• Source records
>>>

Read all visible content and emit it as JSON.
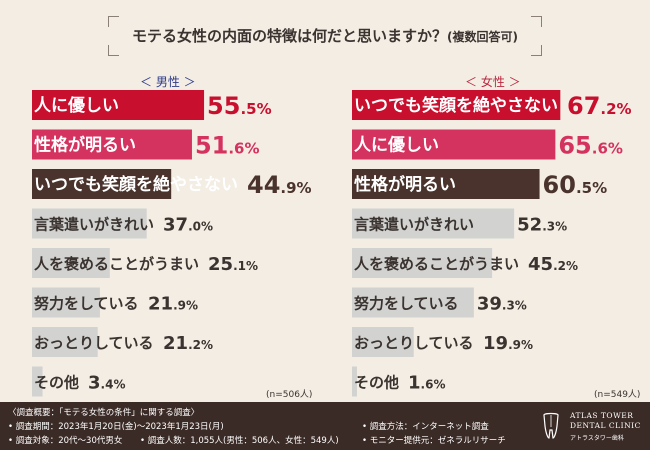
{
  "title": "モテる女性の内面の特徴は何だと思いますか？",
  "title_note": "(複数回答可)",
  "colors": {
    "top1": "#c8102e",
    "top2": "#d4325f",
    "top3": "#4a332c",
    "other": "#d2d2d0",
    "male_head": "#2e3a88",
    "female_head": "#b8283f",
    "footer_bg": "#3b2b26"
  },
  "chart_data": [
    {
      "type": "bar",
      "orientation": "horizontal",
      "title": "＜ 男性 ＞",
      "categories": [
        "人に優しい",
        "性格が明るい",
        "いつでも笑顔を絶やさない",
        "言葉遣いがきれい",
        "人を褒めることがうまい",
        "努力をしている",
        "おっとりしている",
        "その他"
      ],
      "values": [
        55.5,
        51.6,
        44.9,
        37.0,
        25.1,
        21.9,
        21.2,
        3.4
      ],
      "value_labels": [
        [
          "55",
          ".5%"
        ],
        [
          "51",
          ".6%"
        ],
        [
          "44",
          ".9%"
        ],
        [
          "37",
          ".0%"
        ],
        [
          "25",
          ".1%"
        ],
        [
          "21",
          ".9%"
        ],
        [
          "21",
          ".2%"
        ],
        [
          "3",
          ".4%"
        ]
      ],
      "n_label": "(n=506人)"
    },
    {
      "type": "bar",
      "orientation": "horizontal",
      "title": "＜ 女性 ＞",
      "categories": [
        "いつでも笑顔を絶やさない",
        "人に優しい",
        "性格が明るい",
        "言葉遣いがきれい",
        "人を褒めることがうまい",
        "努力をしている",
        "おっとりしている",
        "その他"
      ],
      "values": [
        67.2,
        65.6,
        60.5,
        52.3,
        45.2,
        39.3,
        19.9,
        1.6
      ],
      "value_labels": [
        [
          "67",
          ".2%"
        ],
        [
          "65",
          ".6%"
        ],
        [
          "60",
          ".5%"
        ],
        [
          "52",
          ".3%"
        ],
        [
          "45",
          ".2%"
        ],
        [
          "39",
          ".3%"
        ],
        [
          "19",
          ".9%"
        ],
        [
          "1",
          ".6%"
        ]
      ],
      "n_label": "(n=549人)"
    }
  ],
  "footer": {
    "line1": "〈調査概要：「モテる女性の条件」に関する調査〉",
    "line2": "• 調査期間：2023年1月20日(金)〜2023年1月23日(月)",
    "line3": "• 調査対象：20代〜30代男女",
    "line4": "• 調査人数：1,055人(男性：506人、女性：549人)",
    "line5": "• 調査方法：インターネット調査",
    "line6": "• モニター提供元：ゼネラルリサーチ"
  },
  "logo": {
    "line1": "ATLAS TOWER",
    "line2": "DENTAL CLINIC",
    "line3": "アトラスタワー歯科",
    "icon": "tooth-logo-icon"
  }
}
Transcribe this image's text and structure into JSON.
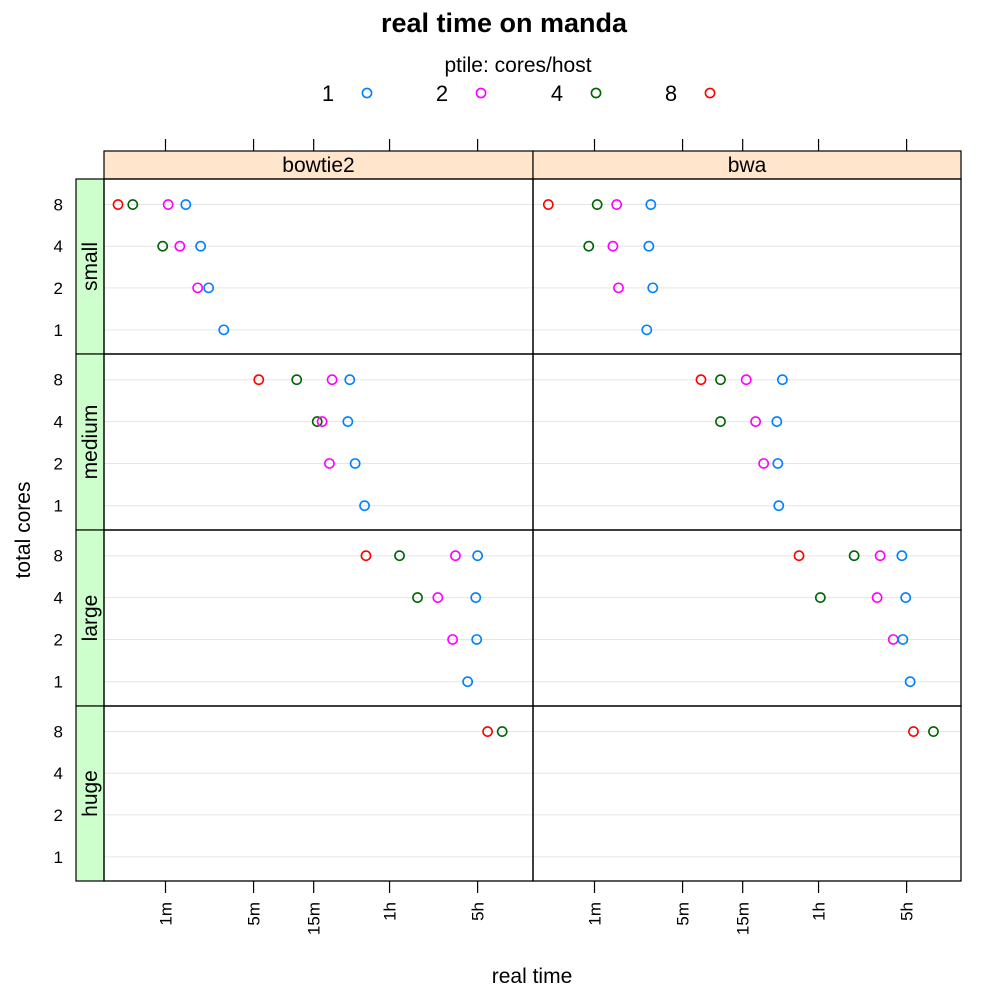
{
  "title": "real time on manda",
  "legend_title": "ptile: cores/host",
  "colors": {
    "1": "#0080ff",
    "2": "#ff00ff",
    "4": "#006400",
    "8": "#ff0000"
  },
  "chart_data": {
    "type": "scatter",
    "title": "real time on manda",
    "xlabel": "real time",
    "ylabel": "total cores",
    "x_scale": "log",
    "x_unit": "minutes",
    "x_ticks": [
      {
        "label": "1m",
        "minutes": 1
      },
      {
        "label": "5m",
        "minutes": 5
      },
      {
        "label": "15m",
        "minutes": 15
      },
      {
        "label": "1h",
        "minutes": 60
      },
      {
        "label": "5h",
        "minutes": 300
      }
    ],
    "y_ticks": [
      "1",
      "2",
      "4",
      "8"
    ],
    "legend": {
      "title": "ptile: cores/host",
      "entries": [
        "1",
        "2",
        "4",
        "8"
      ],
      "position": "top"
    },
    "columns": [
      "bowtie2",
      "bwa"
    ],
    "rows": [
      "small",
      "medium",
      "large",
      "huge"
    ],
    "panels": [
      {
        "column": "bowtie2",
        "row": "small",
        "points": [
          {
            "cores": "8",
            "ptile": "8",
            "minutes": 0.42
          },
          {
            "cores": "8",
            "ptile": "4",
            "minutes": 0.55
          },
          {
            "cores": "8",
            "ptile": "2",
            "minutes": 1.05
          },
          {
            "cores": "8",
            "ptile": "1",
            "minutes": 1.45
          },
          {
            "cores": "4",
            "ptile": "4",
            "minutes": 0.95
          },
          {
            "cores": "4",
            "ptile": "2",
            "minutes": 1.3
          },
          {
            "cores": "4",
            "ptile": "1",
            "minutes": 1.9
          },
          {
            "cores": "2",
            "ptile": "2",
            "minutes": 1.8
          },
          {
            "cores": "2",
            "ptile": "1",
            "minutes": 2.2
          },
          {
            "cores": "1",
            "ptile": "1",
            "minutes": 2.9
          }
        ]
      },
      {
        "column": "bwa",
        "row": "small",
        "points": [
          {
            "cores": "8",
            "ptile": "8",
            "minutes": 0.43
          },
          {
            "cores": "8",
            "ptile": "4",
            "minutes": 1.05
          },
          {
            "cores": "8",
            "ptile": "2",
            "minutes": 1.5
          },
          {
            "cores": "8",
            "ptile": "1",
            "minutes": 2.8
          },
          {
            "cores": "4",
            "ptile": "4",
            "minutes": 0.9
          },
          {
            "cores": "4",
            "ptile": "2",
            "minutes": 1.4
          },
          {
            "cores": "4",
            "ptile": "1",
            "minutes": 2.7
          },
          {
            "cores": "2",
            "ptile": "2",
            "minutes": 1.55
          },
          {
            "cores": "2",
            "ptile": "1",
            "minutes": 2.9
          },
          {
            "cores": "1",
            "ptile": "1",
            "minutes": 2.6
          }
        ]
      },
      {
        "column": "bowtie2",
        "row": "medium",
        "points": [
          {
            "cores": "8",
            "ptile": "8",
            "minutes": 5.5
          },
          {
            "cores": "8",
            "ptile": "4",
            "minutes": 11
          },
          {
            "cores": "8",
            "ptile": "2",
            "minutes": 21
          },
          {
            "cores": "8",
            "ptile": "1",
            "minutes": 29
          },
          {
            "cores": "4",
            "ptile": "4",
            "minutes": 16
          },
          {
            "cores": "4",
            "ptile": "2",
            "minutes": 17.5
          },
          {
            "cores": "4",
            "ptile": "1",
            "minutes": 28
          },
          {
            "cores": "2",
            "ptile": "2",
            "minutes": 20
          },
          {
            "cores": "2",
            "ptile": "1",
            "minutes": 32
          },
          {
            "cores": "1",
            "ptile": "1",
            "minutes": 38
          }
        ]
      },
      {
        "column": "bwa",
        "row": "medium",
        "points": [
          {
            "cores": "8",
            "ptile": "8",
            "minutes": 7
          },
          {
            "cores": "8",
            "ptile": "4",
            "minutes": 10
          },
          {
            "cores": "8",
            "ptile": "2",
            "minutes": 16
          },
          {
            "cores": "8",
            "ptile": "1",
            "minutes": 31
          },
          {
            "cores": "4",
            "ptile": "4",
            "minutes": 10
          },
          {
            "cores": "4",
            "ptile": "2",
            "minutes": 19
          },
          {
            "cores": "4",
            "ptile": "1",
            "minutes": 28
          },
          {
            "cores": "2",
            "ptile": "2",
            "minutes": 22
          },
          {
            "cores": "2",
            "ptile": "1",
            "minutes": 28.5
          },
          {
            "cores": "1",
            "ptile": "1",
            "minutes": 29
          }
        ]
      },
      {
        "column": "bowtie2",
        "row": "large",
        "points": [
          {
            "cores": "8",
            "ptile": "8",
            "minutes": 39
          },
          {
            "cores": "8",
            "ptile": "4",
            "minutes": 72
          },
          {
            "cores": "8",
            "ptile": "2",
            "minutes": 200
          },
          {
            "cores": "8",
            "ptile": "1",
            "minutes": 300
          },
          {
            "cores": "4",
            "ptile": "4",
            "minutes": 100
          },
          {
            "cores": "4",
            "ptile": "2",
            "minutes": 145
          },
          {
            "cores": "4",
            "ptile": "1",
            "minutes": 290
          },
          {
            "cores": "2",
            "ptile": "2",
            "minutes": 190
          },
          {
            "cores": "2",
            "ptile": "1",
            "minutes": 295
          },
          {
            "cores": "1",
            "ptile": "1",
            "minutes": 250
          }
        ]
      },
      {
        "column": "bwa",
        "row": "large",
        "points": [
          {
            "cores": "8",
            "ptile": "8",
            "minutes": 42
          },
          {
            "cores": "8",
            "ptile": "4",
            "minutes": 115
          },
          {
            "cores": "8",
            "ptile": "2",
            "minutes": 185
          },
          {
            "cores": "8",
            "ptile": "1",
            "minutes": 275
          },
          {
            "cores": "4",
            "ptile": "4",
            "minutes": 62
          },
          {
            "cores": "4",
            "ptile": "2",
            "minutes": 175
          },
          {
            "cores": "4",
            "ptile": "1",
            "minutes": 295
          },
          {
            "cores": "2",
            "ptile": "2",
            "minutes": 235
          },
          {
            "cores": "2",
            "ptile": "1",
            "minutes": 280
          },
          {
            "cores": "1",
            "ptile": "1",
            "minutes": 320
          }
        ]
      },
      {
        "column": "bowtie2",
        "row": "huge",
        "points": [
          {
            "cores": "8",
            "ptile": "8",
            "minutes": 360
          },
          {
            "cores": "8",
            "ptile": "4",
            "minutes": 470
          }
        ]
      },
      {
        "column": "bwa",
        "row": "huge",
        "points": [
          {
            "cores": "8",
            "ptile": "8",
            "minutes": 340
          },
          {
            "cores": "8",
            "ptile": "4",
            "minutes": 490
          }
        ]
      }
    ]
  }
}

<<<

Gather all lines of the records that include the word "manda".

  "title": "real time on manda",
    "title": "real time on manda",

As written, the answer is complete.